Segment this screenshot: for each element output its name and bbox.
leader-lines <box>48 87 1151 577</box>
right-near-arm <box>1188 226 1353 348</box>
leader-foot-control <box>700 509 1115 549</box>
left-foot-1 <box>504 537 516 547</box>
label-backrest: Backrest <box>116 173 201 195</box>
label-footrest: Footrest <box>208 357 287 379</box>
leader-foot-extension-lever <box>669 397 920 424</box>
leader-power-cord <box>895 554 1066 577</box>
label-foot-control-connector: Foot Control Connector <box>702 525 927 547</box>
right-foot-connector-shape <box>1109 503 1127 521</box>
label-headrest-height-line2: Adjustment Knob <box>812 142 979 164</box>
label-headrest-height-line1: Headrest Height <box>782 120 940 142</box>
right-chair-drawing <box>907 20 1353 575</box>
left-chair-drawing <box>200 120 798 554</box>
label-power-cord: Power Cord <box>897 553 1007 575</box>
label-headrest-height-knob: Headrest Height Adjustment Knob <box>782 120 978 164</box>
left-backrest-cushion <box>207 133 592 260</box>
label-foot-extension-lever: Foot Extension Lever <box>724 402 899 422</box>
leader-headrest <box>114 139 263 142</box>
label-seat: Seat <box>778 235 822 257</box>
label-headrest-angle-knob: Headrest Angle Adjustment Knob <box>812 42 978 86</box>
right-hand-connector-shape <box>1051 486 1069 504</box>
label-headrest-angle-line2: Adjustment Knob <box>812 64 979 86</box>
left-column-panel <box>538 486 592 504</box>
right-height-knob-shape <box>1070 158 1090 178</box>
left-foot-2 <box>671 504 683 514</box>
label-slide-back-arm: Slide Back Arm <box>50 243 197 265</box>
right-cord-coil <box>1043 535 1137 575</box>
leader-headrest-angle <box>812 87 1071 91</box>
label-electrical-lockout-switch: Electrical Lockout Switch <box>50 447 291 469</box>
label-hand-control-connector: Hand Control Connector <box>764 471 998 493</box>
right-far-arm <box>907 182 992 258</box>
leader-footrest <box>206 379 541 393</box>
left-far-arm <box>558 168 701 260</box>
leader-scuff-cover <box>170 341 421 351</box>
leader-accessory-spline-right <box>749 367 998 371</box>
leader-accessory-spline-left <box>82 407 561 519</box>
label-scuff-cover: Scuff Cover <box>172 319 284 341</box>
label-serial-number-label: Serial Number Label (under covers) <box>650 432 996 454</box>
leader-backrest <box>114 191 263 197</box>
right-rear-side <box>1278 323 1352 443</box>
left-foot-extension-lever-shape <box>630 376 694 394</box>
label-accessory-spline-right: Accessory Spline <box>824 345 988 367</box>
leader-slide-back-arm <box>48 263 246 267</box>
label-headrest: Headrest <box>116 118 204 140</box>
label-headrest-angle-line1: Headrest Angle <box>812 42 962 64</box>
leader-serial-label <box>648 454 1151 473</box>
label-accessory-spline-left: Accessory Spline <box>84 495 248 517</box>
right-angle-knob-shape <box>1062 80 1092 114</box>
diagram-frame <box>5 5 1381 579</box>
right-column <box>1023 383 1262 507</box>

* [What you need to do]: Render every line of the listing above as a Markdown table with the columns Row and Entry. Number the rows and leave out any blank lines.

* [Exercise output]:
| Row | Entry |
|---|---|
| 1 | Segment this screenshot: for each element output its name and bbox. |
| 2 | leader-lines <box>48 87 1151 577</box> |
| 3 | right-near-arm <box>1188 226 1353 348</box> |
| 4 | leader-foot-control <box>700 509 1115 549</box> |
| 5 | left-foot-1 <box>504 537 516 547</box> |
| 6 | label-backrest: Backrest <box>116 173 201 195</box> |
| 7 | label-footrest: Footrest <box>208 357 287 379</box> |
| 8 | leader-foot-extension-lever <box>669 397 920 424</box> |
| 9 | leader-power-cord <box>895 554 1066 577</box> |
| 10 | label-foot-control-connector: Foot Control Connector <box>702 525 927 547</box> |
| 11 | right-foot-connector-shape <box>1109 503 1127 521</box> |
| 12 | label-headrest-height-line2: Adjustment Knob <box>812 142 979 164</box> |
| 13 | label-headrest-height-line1: Headrest Height <box>782 120 940 142</box> |
| 14 | right-chair-drawing <box>907 20 1353 575</box> |
| 15 | left-chair-drawing <box>200 120 798 554</box> |
| 16 | label-power-cord: Power Cord <box>897 553 1007 575</box> |
| 17 | label-headrest-height-knob: Headrest Height Adjustment Knob <box>782 120 978 164</box> |
| 18 | left-backrest-cushion <box>207 133 592 260</box> |
| 19 | label-foot-extension-lever: Foot Extension Lever <box>724 402 899 422</box> |
| 20 | leader-headrest <box>114 139 263 142</box> |
| 21 | label-seat: Seat <box>778 235 822 257</box> |
| 22 | label-headrest-angle-knob: Headrest Angle Adjustment Knob <box>812 42 978 86</box> |
| 23 | right-hand-connector-shape <box>1051 486 1069 504</box> |
| 24 | label-headrest-angle-line2: Adjustment Knob <box>812 64 979 86</box> |
| 25 | left-column-panel <box>538 486 592 504</box> |
| 26 | right-height-knob-shape <box>1070 158 1090 178</box> |
| 27 | left-foot-2 <box>671 504 683 514</box> |
| 28 | label-slide-back-arm: Slide Back Arm <box>50 243 197 265</box> |
| 29 | right-cord-coil <box>1043 535 1137 575</box> |
| 30 | leader-headrest-angle <box>812 87 1071 91</box> |
| 31 | label-electrical-lockout-switch: Electrical Lockout Switch <box>50 447 291 469</box> |
| 32 | label-hand-control-connector: Hand Control Connector <box>764 471 998 493</box> |
| 33 | right-far-arm <box>907 182 992 258</box> |
| 34 | leader-footrest <box>206 379 541 393</box> |
| 35 | left-far-arm <box>558 168 701 260</box> |
| 36 | leader-scuff-cover <box>170 341 421 351</box> |
| 37 | leader-accessory-spline-right <box>749 367 998 371</box> |
| 38 | leader-accessory-spline-left <box>82 407 561 519</box> |
| 39 | label-scuff-cover: Scuff Cover <box>172 319 284 341</box> |
| 40 | label-serial-number-label: Serial Number Label (under covers) <box>650 432 996 454</box> |
| 41 | leader-backrest <box>114 191 263 197</box> |
| 42 | right-rear-side <box>1278 323 1352 443</box> |
| 43 | left-foot-extension-lever-shape <box>630 376 694 394</box> |
| 44 | label-accessory-spline-right: Accessory Spline <box>824 345 988 367</box> |
| 45 | leader-slide-back-arm <box>48 263 246 267</box> |
| 46 | label-headrest: Headrest <box>116 118 204 140</box> |
| 47 | label-headrest-angle-line1: Headrest Angle <box>812 42 962 64</box> |
| 48 | leader-serial-label <box>648 454 1151 473</box> |
| 49 | label-accessory-spline-left: Accessory Spline <box>84 495 248 517</box> |
| 50 | right-angle-knob-shape <box>1062 80 1092 114</box> |
| 51 | diagram-frame <box>5 5 1381 579</box> |
| 52 | right-column <box>1023 383 1262 507</box> |